Extracted records

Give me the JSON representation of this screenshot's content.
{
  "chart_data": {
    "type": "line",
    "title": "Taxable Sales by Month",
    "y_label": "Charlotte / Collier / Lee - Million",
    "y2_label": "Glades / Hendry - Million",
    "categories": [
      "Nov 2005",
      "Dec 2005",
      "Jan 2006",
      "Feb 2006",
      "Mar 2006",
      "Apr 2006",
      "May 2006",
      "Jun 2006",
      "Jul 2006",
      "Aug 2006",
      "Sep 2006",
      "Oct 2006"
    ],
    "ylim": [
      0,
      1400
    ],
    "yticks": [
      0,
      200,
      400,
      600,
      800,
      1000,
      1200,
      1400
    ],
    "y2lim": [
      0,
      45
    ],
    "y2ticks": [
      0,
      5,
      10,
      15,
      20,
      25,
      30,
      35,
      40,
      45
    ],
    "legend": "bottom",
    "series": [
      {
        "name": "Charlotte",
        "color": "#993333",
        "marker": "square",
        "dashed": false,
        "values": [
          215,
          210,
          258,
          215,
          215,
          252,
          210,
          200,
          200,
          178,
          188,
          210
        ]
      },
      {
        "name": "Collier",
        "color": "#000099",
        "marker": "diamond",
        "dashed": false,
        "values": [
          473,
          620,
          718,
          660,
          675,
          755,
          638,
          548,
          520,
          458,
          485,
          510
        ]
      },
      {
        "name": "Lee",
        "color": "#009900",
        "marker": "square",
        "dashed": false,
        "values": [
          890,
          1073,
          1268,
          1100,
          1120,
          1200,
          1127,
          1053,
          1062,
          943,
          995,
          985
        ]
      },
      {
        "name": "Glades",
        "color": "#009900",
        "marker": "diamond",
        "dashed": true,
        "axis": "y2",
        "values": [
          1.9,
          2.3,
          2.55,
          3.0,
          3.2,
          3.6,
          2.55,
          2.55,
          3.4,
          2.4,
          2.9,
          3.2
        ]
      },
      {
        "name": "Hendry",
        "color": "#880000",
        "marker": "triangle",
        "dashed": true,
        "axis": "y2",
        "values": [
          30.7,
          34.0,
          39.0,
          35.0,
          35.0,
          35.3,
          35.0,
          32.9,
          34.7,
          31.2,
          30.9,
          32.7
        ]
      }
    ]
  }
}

- **Written request**
Output all of the data above without any alteration.

- **Result of this task**
Give me the JSON representation of this screenshot's content.
{
  "chart_data": {
    "type": "line",
    "title": "Taxable Sales by Month",
    "y_label": "Charlotte / Collier / Lee - Million",
    "y2_label": "Glades / Hendry - Million",
    "categories": [
      "Nov 2005",
      "Dec 2005",
      "Jan 2006",
      "Feb 2006",
      "Mar 2006",
      "Apr 2006",
      "May 2006",
      "Jun 2006",
      "Jul 2006",
      "Aug 2006",
      "Sep 2006",
      "Oct 2006"
    ],
    "ylim": [
      0,
      1400
    ],
    "yticks": [
      0,
      200,
      400,
      600,
      800,
      1000,
      1200,
      1400
    ],
    "y2lim": [
      0,
      45
    ],
    "y2ticks": [
      0,
      5,
      10,
      15,
      20,
      25,
      30,
      35,
      40,
      45
    ],
    "legend": "bottom",
    "series": [
      {
        "name": "Charlotte",
        "color": "#993333",
        "marker": "square",
        "dashed": false,
        "values": [
          215,
          210,
          258,
          215,
          215,
          252,
          210,
          200,
          200,
          178,
          188,
          210
        ]
      },
      {
        "name": "Collier",
        "color": "#000099",
        "marker": "diamond",
        "dashed": false,
        "values": [
          473,
          620,
          718,
          660,
          675,
          755,
          638,
          548,
          520,
          458,
          485,
          510
        ]
      },
      {
        "name": "Lee",
        "color": "#009900",
        "marker": "square",
        "dashed": false,
        "values": [
          890,
          1073,
          1268,
          1100,
          1120,
          1200,
          1127,
          1053,
          1062,
          943,
          995,
          985
        ]
      },
      {
        "name": "Glades",
        "color": "#009900",
        "marker": "diamond",
        "dashed": true,
        "axis": "y2",
        "values": [
          1.9,
          2.3,
          2.55,
          3.0,
          3.2,
          3.6,
          2.55,
          2.55,
          3.4,
          2.4,
          2.9,
          3.2
        ]
      },
      {
        "name": "Hendry",
        "color": "#880000",
        "marker": "triangle",
        "dashed": true,
        "axis": "y2",
        "values": [
          30.7,
          34.0,
          39.0,
          35.0,
          35.0,
          35.3,
          35.0,
          32.9,
          34.7,
          31.2,
          30.9,
          32.7
        ]
      }
    ]
  }
}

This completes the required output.